== Aim of the task ==
Check each line for the word "connections" and give how many have it. Say nothing else.

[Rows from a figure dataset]
'''
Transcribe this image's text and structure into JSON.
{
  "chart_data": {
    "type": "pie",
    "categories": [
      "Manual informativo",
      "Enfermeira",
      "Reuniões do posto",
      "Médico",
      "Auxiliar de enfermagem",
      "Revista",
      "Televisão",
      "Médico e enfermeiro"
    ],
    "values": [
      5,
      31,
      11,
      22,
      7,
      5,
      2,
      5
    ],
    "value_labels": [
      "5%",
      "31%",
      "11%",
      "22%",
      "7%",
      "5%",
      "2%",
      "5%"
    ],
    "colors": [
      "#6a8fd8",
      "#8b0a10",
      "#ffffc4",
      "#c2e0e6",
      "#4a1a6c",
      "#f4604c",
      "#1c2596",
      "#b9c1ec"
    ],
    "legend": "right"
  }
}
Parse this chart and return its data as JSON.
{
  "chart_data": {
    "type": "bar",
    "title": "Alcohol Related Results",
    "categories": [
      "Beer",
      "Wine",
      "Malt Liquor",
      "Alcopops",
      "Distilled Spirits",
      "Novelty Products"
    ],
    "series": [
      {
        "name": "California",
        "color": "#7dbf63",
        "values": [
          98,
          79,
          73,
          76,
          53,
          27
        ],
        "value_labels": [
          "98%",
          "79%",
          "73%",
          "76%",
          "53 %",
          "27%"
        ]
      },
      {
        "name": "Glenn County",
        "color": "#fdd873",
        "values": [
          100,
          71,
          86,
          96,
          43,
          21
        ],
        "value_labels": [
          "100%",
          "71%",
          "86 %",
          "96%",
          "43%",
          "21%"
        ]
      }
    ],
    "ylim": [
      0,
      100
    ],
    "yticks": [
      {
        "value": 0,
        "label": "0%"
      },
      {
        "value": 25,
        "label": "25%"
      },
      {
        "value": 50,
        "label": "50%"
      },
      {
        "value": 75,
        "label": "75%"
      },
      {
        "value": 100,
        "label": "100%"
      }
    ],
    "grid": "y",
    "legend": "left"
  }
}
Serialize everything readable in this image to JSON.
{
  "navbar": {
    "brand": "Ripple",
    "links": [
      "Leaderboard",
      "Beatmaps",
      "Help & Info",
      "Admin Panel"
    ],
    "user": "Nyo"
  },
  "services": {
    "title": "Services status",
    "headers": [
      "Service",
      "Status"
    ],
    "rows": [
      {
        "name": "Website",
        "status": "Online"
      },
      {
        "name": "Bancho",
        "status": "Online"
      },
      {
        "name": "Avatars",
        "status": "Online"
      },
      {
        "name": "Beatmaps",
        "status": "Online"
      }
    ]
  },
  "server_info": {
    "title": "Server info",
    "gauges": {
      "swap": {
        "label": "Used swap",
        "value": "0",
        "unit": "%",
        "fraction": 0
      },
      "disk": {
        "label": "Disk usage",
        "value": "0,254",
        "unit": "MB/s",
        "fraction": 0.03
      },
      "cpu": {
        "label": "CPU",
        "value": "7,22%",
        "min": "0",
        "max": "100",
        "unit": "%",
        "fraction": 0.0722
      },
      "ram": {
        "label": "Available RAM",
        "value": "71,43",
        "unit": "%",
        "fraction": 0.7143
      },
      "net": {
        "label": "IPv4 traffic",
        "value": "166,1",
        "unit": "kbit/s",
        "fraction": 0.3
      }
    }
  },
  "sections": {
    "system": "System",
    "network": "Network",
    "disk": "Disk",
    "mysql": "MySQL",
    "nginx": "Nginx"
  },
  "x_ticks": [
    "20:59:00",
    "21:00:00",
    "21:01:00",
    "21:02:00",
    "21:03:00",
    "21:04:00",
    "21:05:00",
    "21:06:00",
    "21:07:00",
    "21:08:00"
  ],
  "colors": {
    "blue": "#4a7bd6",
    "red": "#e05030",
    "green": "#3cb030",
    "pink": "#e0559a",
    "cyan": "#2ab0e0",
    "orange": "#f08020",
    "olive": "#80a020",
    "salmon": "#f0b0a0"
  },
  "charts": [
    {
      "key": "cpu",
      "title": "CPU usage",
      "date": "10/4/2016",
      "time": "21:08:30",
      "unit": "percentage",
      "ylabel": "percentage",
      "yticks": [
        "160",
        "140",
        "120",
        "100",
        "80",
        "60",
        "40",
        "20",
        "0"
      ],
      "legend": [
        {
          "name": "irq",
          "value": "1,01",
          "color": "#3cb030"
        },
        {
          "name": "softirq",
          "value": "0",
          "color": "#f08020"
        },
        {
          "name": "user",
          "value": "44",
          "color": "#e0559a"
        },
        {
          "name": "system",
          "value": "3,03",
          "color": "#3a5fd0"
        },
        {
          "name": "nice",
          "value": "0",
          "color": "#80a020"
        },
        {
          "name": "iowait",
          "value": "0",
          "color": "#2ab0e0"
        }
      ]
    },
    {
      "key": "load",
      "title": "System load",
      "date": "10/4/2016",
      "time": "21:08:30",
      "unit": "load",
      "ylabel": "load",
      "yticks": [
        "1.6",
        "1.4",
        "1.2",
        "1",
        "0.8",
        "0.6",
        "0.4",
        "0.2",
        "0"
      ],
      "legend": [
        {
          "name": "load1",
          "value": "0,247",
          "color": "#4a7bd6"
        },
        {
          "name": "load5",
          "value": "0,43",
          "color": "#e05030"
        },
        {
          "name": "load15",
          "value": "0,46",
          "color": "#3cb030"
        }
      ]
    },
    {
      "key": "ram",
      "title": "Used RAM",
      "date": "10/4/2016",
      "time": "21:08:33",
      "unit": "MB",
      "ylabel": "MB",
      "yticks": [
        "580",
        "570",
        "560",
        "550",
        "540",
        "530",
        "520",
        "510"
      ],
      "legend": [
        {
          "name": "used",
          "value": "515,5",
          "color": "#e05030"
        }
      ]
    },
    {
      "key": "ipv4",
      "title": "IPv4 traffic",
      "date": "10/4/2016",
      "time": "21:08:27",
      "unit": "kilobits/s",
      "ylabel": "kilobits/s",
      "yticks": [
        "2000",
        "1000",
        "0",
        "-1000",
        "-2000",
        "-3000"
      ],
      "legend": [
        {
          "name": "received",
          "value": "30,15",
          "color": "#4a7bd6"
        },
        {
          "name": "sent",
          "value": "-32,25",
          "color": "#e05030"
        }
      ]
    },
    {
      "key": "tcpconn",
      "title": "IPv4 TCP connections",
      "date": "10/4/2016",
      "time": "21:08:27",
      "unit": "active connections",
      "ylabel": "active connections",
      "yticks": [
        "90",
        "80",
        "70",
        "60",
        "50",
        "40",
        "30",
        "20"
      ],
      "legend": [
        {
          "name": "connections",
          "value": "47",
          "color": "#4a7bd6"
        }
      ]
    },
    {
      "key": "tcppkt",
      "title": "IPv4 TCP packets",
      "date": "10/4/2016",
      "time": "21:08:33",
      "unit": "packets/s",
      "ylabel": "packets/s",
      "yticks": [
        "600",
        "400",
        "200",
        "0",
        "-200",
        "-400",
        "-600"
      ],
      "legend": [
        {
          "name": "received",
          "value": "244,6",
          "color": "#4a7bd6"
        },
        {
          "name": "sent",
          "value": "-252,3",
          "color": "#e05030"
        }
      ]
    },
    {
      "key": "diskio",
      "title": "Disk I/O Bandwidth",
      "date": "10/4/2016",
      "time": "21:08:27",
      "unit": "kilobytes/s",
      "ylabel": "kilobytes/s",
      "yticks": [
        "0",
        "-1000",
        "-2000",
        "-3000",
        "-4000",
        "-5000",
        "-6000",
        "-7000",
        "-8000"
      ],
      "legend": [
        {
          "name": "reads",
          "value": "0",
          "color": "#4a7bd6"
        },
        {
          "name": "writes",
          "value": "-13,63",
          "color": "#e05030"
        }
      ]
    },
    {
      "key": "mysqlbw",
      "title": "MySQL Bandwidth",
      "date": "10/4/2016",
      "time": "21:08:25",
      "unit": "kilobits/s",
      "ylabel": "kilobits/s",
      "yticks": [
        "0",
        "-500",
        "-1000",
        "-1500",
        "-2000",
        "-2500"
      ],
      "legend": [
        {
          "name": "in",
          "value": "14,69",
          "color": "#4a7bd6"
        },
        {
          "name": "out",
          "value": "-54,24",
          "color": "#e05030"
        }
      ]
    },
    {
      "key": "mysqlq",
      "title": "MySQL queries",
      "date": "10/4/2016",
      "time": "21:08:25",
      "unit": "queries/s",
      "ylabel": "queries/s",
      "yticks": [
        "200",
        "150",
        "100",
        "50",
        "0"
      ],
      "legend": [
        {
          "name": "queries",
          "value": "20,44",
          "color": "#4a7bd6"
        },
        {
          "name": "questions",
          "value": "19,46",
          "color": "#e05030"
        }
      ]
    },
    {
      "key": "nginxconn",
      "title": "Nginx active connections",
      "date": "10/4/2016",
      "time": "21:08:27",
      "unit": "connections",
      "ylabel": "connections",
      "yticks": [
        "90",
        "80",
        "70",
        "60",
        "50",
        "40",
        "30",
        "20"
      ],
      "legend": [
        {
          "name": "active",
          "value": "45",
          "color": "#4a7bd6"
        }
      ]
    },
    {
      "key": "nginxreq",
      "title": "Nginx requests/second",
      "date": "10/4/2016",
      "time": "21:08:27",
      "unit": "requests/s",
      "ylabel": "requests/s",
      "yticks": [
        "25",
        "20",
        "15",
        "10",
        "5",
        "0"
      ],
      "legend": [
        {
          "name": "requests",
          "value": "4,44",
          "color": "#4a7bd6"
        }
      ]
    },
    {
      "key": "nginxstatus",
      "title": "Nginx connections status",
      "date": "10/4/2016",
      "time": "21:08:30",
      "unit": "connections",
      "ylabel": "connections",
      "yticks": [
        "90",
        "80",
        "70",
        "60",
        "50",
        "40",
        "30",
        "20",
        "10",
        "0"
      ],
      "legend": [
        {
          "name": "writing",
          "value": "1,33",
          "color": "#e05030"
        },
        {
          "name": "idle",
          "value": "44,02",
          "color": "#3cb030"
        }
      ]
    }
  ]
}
'''
== Written answer ==
10